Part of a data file
╔══
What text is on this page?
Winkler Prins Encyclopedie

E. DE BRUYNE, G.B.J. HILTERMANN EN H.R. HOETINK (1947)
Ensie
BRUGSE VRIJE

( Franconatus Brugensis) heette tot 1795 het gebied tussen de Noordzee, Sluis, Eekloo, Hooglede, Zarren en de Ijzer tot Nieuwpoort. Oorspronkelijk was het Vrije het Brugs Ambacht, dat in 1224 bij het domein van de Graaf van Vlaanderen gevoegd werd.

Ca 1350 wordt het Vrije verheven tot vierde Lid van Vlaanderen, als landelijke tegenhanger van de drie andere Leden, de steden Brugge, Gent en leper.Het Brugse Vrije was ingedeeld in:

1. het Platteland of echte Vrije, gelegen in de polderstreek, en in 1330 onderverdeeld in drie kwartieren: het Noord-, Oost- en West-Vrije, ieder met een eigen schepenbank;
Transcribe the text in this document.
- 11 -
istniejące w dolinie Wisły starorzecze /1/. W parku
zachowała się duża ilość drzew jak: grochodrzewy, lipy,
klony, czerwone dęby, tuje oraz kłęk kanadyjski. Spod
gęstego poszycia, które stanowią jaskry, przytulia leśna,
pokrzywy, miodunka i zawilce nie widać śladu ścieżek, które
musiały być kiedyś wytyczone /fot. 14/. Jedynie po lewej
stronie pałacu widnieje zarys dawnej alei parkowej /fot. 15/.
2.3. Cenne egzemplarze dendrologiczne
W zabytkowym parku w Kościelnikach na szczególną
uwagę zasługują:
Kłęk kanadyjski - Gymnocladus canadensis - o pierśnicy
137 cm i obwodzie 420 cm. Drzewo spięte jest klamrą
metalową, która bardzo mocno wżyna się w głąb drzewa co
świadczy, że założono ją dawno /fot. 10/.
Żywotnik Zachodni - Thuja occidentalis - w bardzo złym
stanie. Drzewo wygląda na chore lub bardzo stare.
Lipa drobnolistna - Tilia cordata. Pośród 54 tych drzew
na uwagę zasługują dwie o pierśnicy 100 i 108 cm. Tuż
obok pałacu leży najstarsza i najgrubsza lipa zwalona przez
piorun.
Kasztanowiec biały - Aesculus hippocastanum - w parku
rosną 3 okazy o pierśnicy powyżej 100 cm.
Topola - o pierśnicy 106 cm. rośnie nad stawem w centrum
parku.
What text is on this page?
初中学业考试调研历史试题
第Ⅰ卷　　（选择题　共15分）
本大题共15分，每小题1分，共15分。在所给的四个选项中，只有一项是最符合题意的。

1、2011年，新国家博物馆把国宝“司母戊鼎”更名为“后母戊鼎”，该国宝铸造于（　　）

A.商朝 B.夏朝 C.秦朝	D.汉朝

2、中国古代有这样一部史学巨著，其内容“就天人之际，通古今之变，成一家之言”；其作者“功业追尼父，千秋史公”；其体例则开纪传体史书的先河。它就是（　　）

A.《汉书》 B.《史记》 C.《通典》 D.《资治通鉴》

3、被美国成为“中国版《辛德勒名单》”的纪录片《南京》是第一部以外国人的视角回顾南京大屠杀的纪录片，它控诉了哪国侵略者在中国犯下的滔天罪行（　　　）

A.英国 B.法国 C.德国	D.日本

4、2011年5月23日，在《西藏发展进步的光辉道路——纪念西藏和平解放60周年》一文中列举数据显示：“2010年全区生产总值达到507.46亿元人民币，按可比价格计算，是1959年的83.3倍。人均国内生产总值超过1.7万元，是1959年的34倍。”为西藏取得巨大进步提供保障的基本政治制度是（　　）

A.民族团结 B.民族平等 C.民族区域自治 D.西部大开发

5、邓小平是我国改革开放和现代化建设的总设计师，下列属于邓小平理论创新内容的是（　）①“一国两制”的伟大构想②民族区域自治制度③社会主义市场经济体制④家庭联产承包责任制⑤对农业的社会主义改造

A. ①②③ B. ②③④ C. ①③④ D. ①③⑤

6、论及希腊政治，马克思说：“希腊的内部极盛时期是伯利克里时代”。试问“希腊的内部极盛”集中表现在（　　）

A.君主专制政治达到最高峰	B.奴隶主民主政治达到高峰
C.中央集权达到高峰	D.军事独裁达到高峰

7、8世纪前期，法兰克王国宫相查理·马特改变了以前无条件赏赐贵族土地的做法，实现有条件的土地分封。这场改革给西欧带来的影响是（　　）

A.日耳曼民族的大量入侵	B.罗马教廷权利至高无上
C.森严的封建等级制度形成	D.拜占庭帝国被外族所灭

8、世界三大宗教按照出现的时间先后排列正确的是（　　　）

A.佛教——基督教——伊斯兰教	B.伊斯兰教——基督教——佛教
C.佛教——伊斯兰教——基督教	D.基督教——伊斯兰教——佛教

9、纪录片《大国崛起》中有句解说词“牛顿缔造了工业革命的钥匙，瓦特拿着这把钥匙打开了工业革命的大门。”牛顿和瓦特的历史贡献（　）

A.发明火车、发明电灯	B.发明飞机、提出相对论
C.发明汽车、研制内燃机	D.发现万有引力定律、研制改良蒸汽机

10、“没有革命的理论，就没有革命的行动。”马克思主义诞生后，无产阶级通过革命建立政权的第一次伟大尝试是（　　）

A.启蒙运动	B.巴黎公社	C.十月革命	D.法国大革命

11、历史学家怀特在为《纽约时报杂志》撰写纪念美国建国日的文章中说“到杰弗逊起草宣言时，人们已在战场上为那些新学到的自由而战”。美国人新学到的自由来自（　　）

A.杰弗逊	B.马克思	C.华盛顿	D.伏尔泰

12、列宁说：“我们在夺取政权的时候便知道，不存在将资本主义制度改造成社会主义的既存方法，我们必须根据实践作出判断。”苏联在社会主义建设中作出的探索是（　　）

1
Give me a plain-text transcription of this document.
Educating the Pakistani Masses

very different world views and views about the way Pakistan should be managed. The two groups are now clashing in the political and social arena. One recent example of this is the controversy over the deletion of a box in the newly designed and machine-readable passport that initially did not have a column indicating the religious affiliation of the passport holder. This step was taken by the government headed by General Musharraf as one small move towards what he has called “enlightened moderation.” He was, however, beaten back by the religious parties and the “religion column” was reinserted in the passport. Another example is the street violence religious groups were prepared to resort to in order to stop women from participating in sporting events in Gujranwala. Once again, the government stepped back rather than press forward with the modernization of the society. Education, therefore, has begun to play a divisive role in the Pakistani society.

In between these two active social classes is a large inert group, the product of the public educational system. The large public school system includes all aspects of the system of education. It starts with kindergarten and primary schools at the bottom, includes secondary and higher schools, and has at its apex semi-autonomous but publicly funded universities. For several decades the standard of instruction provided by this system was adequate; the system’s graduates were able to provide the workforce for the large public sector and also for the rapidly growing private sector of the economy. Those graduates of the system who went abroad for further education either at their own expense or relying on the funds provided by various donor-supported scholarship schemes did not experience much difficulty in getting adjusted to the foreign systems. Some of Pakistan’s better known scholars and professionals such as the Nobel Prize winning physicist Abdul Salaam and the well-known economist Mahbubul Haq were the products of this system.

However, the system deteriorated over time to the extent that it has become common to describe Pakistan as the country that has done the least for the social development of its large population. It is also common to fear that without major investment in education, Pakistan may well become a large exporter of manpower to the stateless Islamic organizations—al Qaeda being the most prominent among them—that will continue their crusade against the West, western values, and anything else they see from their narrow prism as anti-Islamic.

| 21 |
╚══
**Given instruction**. Extract every line containing the string "their" from the material.

**Result of the task**.
In between these two active social classes is a large inert group, the product of the public educational system. The large public school system includes all aspects of the system of education. It starts with kindergarten and primary schools at the bottom, includes secondary and higher schools, and has at its apex semi-autonomous but publicly funded universities. For several decades the standard of instruction provided by this system was adequate; the system’s graduates were able to provide the workforce for the large public sector and also for the rapidly growing private sector of the economy. Those graduates of the system who went abroad for further education either at their own expense or relying on the funds provided by various donor-supported scholarship schemes did not experience much difficulty in getting adjusted to the foreign systems. Some of Pakistan’s better known scholars and professionals such as the Nobel Prize winning physicist Abdul Salaam and the well-known economist Mahbubul Haq were the products of this system.
However, the system deteriorated over time to the extent that it has become common to describe Pakistan as the country that has done the least for the social development of its large population. It is also common to fear that without major investment in education, Pakistan may well become a large exporter of manpower to the stateless Islamic organizations—al Qaeda being the most prominent among them—that will continue their crusade against the West, western values, and anything else they see from their narrow prism as anti-Islamic.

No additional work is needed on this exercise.